WHAT IS REQUIRED ->
Collect each line holding the string "gdyby".

RECORD SET ->

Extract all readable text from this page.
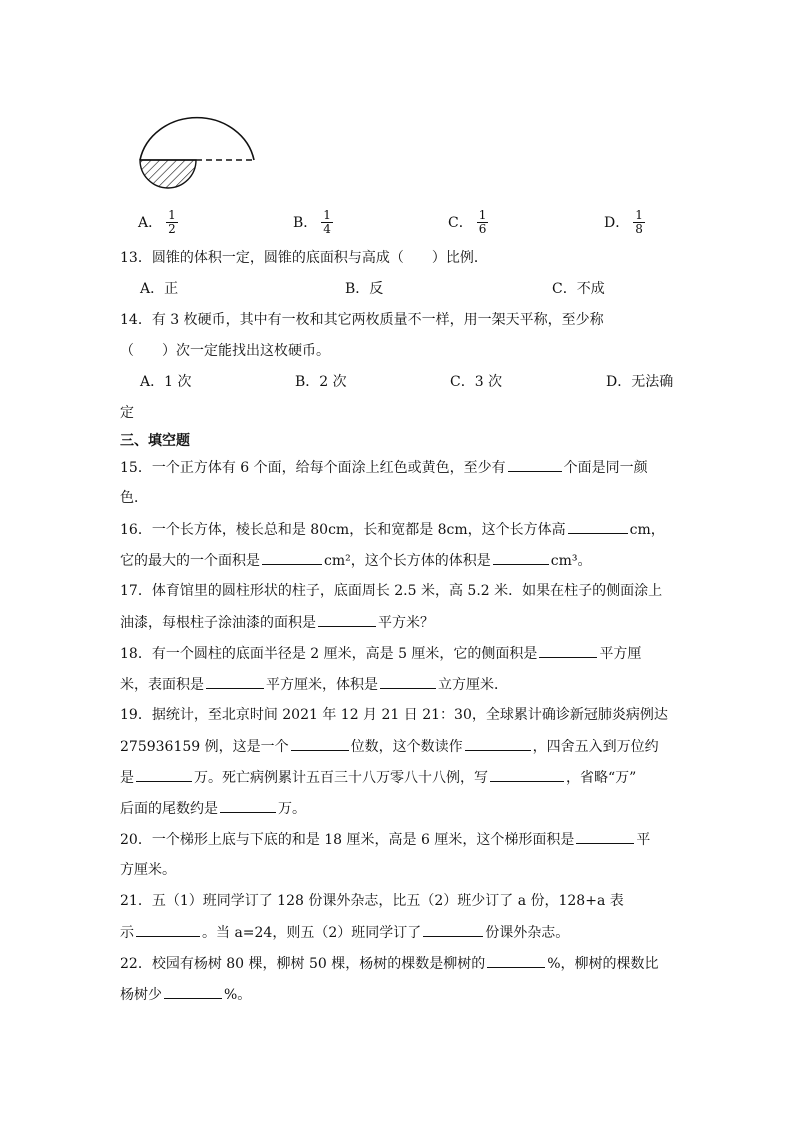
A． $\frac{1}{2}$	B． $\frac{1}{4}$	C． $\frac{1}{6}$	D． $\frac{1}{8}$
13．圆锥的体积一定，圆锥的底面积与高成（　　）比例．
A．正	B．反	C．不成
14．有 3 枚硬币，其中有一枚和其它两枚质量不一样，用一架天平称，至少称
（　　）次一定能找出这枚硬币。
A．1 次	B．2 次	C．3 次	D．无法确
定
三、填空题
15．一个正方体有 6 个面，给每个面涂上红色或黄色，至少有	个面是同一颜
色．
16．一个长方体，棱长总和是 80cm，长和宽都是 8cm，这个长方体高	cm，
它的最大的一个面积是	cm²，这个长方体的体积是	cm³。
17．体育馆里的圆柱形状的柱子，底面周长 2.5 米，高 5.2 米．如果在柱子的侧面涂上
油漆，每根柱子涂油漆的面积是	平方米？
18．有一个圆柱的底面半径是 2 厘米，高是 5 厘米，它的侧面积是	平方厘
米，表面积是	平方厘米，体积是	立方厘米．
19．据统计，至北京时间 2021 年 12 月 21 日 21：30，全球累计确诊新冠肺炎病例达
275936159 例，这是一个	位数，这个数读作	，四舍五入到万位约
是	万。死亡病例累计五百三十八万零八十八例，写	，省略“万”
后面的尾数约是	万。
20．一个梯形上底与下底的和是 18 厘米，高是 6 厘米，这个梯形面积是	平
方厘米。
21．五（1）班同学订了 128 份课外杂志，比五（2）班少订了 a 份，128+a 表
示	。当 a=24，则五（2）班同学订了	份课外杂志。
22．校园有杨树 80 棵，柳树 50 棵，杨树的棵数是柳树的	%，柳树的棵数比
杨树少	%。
==
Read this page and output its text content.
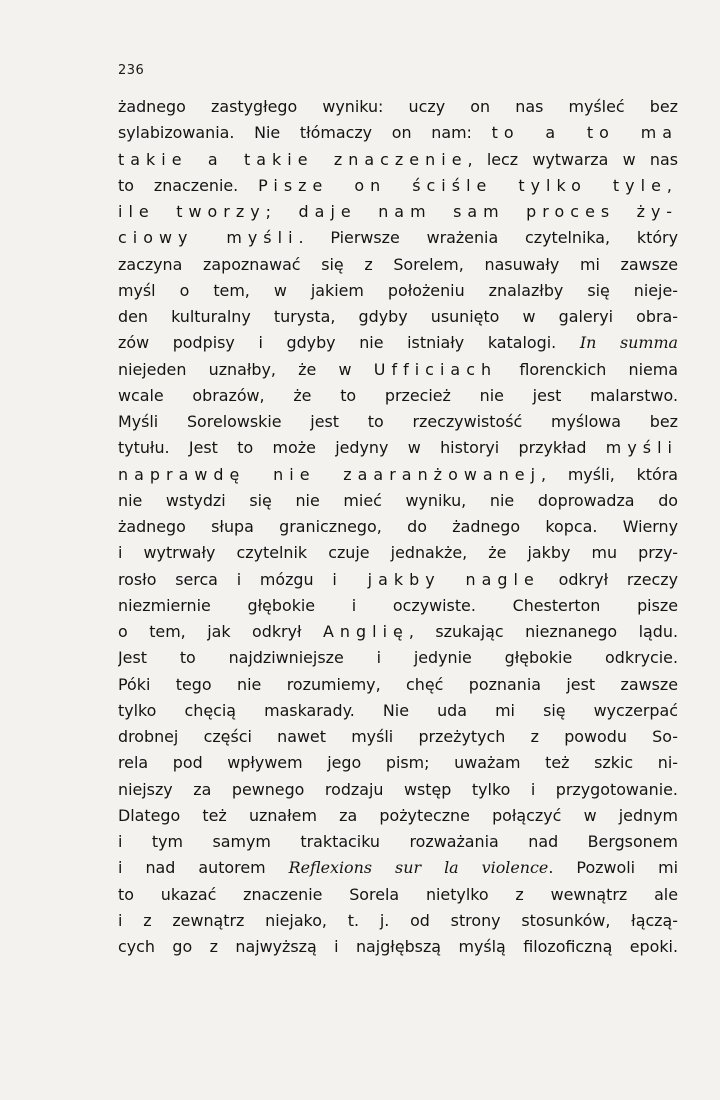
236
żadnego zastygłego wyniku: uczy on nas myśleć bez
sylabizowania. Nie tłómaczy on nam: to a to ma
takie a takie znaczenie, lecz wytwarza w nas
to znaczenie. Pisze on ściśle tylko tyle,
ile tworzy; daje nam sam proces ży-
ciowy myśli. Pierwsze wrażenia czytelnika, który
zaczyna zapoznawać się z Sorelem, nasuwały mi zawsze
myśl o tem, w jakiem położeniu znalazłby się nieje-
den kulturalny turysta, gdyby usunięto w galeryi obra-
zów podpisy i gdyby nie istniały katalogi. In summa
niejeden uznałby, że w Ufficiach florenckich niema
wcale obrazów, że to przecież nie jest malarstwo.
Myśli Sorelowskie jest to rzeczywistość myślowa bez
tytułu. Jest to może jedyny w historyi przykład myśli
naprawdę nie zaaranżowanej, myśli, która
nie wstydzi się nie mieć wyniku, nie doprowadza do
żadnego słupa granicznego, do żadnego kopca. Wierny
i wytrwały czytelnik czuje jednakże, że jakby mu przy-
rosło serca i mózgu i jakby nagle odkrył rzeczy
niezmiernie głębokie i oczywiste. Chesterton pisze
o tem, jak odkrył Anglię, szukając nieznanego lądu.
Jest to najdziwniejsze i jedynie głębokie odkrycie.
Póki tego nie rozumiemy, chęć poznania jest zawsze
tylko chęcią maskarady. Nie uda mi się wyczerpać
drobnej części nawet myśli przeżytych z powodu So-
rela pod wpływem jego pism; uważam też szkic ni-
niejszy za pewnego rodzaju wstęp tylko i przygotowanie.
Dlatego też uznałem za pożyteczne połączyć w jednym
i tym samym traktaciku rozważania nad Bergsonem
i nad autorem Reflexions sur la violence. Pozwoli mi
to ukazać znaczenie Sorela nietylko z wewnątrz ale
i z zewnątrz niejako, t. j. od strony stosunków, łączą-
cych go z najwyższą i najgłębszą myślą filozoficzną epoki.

ANSWER TO THE TASK ->
den kulturalny turysta, gdyby usunięto w galeryi obra-
zów podpisy i gdyby nie istniały katalogi. In summa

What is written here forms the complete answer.